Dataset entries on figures
+ + +
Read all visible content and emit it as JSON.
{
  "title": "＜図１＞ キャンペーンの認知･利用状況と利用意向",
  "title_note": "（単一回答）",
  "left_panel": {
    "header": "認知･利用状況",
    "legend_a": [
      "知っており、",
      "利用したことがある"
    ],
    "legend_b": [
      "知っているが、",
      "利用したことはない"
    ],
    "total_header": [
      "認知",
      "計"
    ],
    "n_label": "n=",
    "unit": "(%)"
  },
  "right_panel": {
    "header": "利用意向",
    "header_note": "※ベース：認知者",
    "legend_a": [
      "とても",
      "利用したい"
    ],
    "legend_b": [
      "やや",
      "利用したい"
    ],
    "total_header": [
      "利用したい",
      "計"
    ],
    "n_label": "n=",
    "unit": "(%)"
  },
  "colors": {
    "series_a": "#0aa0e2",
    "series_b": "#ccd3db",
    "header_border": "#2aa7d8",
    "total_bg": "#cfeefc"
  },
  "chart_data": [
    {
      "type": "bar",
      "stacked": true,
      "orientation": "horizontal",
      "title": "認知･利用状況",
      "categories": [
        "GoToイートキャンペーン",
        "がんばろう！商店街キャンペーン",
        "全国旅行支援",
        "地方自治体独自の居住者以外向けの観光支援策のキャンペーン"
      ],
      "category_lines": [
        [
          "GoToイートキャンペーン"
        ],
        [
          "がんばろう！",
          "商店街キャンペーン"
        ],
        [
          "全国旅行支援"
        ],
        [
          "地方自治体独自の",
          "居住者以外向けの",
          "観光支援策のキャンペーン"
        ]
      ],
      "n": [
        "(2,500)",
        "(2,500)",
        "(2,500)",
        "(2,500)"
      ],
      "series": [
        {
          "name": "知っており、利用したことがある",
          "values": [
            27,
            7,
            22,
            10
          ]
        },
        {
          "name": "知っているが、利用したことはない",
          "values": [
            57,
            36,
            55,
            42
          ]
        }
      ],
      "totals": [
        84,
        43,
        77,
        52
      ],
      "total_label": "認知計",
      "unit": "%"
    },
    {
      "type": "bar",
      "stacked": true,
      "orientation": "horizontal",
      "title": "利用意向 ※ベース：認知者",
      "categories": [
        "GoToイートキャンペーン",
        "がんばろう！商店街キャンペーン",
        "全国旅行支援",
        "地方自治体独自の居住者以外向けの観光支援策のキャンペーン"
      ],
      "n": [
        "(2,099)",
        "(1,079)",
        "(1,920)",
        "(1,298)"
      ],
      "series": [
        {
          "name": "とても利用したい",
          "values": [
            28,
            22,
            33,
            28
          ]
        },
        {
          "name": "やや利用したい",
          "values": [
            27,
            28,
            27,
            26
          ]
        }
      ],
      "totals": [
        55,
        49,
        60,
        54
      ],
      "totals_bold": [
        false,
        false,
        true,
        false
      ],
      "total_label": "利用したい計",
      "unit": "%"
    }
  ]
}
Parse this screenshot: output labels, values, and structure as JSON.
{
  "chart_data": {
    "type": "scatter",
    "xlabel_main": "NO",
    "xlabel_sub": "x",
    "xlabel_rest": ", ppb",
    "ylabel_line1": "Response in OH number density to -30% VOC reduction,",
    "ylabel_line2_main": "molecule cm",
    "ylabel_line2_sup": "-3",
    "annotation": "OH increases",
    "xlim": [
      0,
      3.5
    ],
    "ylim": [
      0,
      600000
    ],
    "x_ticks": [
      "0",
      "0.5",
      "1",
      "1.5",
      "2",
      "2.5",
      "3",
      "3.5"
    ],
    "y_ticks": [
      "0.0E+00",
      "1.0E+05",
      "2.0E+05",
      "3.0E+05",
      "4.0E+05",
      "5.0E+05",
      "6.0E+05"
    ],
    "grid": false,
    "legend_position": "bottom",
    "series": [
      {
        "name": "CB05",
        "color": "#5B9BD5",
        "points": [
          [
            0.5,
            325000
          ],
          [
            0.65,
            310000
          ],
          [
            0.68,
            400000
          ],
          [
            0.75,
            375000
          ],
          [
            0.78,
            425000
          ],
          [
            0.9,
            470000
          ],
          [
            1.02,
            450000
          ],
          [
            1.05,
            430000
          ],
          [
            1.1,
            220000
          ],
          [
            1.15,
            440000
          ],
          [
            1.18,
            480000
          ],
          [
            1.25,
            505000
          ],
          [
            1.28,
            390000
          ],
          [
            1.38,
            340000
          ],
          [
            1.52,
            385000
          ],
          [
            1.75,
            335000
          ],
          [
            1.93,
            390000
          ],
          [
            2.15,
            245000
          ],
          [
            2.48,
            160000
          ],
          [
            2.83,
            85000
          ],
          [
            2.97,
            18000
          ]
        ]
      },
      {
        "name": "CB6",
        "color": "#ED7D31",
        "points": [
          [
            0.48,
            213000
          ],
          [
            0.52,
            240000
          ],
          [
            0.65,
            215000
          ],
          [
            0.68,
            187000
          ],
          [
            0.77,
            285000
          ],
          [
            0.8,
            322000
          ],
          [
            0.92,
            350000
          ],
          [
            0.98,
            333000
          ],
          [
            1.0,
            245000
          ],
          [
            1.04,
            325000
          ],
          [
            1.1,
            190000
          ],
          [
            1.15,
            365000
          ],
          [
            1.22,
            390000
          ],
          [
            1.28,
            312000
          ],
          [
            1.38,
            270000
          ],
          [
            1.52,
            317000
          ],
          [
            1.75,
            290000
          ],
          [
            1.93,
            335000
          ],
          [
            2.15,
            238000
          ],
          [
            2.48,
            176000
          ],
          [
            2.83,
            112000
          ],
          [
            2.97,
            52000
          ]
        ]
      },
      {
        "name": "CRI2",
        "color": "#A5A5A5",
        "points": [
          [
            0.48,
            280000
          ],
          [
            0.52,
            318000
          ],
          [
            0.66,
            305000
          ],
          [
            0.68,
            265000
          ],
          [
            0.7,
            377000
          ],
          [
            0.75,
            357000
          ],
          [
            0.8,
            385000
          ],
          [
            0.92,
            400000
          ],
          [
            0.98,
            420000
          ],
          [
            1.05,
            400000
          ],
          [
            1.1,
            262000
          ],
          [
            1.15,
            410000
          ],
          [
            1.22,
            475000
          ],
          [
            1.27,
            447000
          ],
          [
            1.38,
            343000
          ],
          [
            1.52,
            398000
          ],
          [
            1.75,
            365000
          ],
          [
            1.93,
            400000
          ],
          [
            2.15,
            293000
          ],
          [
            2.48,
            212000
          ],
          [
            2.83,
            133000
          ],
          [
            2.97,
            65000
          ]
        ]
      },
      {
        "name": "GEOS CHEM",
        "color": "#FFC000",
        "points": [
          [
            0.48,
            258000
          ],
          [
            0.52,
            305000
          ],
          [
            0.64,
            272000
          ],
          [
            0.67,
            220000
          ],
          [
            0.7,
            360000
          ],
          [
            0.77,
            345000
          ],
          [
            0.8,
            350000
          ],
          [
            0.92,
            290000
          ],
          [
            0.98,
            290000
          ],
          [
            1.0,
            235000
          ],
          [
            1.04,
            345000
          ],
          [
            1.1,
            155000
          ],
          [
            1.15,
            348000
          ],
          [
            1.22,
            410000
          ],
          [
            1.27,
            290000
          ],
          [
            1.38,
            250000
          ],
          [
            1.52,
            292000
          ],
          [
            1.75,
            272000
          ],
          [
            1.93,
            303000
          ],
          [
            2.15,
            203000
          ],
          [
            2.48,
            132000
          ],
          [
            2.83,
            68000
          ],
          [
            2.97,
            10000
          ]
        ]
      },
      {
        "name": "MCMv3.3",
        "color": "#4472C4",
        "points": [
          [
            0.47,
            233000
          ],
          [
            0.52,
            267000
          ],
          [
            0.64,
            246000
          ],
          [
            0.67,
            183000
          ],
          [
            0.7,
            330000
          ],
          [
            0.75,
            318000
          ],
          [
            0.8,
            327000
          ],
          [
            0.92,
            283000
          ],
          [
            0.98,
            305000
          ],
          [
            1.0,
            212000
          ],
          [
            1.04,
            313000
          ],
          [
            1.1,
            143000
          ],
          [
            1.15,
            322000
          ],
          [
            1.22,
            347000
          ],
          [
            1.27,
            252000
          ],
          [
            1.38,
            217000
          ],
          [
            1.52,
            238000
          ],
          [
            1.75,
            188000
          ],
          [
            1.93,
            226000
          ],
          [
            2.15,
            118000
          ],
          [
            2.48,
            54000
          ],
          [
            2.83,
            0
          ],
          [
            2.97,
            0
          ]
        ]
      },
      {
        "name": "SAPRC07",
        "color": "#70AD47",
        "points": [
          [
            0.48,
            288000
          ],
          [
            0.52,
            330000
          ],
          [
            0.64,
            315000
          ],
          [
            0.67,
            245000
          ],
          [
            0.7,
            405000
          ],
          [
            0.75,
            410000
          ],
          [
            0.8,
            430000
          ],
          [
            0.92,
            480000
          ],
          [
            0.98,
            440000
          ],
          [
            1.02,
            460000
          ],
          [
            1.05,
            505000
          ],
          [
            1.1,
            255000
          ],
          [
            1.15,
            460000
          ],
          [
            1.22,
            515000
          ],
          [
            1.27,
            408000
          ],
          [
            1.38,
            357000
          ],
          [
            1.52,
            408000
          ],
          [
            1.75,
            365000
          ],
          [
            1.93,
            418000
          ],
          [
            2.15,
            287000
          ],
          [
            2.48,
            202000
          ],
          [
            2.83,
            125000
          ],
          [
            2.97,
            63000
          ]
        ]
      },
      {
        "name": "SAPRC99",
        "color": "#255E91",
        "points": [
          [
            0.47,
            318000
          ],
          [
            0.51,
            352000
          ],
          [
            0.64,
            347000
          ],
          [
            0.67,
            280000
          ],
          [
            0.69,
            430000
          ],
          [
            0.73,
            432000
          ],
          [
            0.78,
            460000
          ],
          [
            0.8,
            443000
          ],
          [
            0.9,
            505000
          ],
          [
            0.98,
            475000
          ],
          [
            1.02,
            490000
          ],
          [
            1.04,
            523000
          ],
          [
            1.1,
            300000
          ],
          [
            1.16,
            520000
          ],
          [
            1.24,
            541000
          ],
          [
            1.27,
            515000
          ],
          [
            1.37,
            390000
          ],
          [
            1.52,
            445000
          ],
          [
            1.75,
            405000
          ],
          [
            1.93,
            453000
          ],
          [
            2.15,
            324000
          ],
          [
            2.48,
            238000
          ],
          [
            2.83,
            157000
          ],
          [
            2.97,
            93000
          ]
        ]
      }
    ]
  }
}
+ + +
WRITTEN PROBLEM
In the records above, locate every line with the string "name" and copy it.

EXPECTED ANSWER
          "name": "知っており、利用したことがある",
          "name": "知っているが、利用したことはない",
          "name": "とても利用したい",
          "name": "やや利用したい",
        "name": "CB05",
        "name": "CB6",
        "name": "CRI2",
        "name": "GEOS CHEM",
        "name": "MCMv3.3",
        "name": "SAPRC07",
        "name": "SAPRC99",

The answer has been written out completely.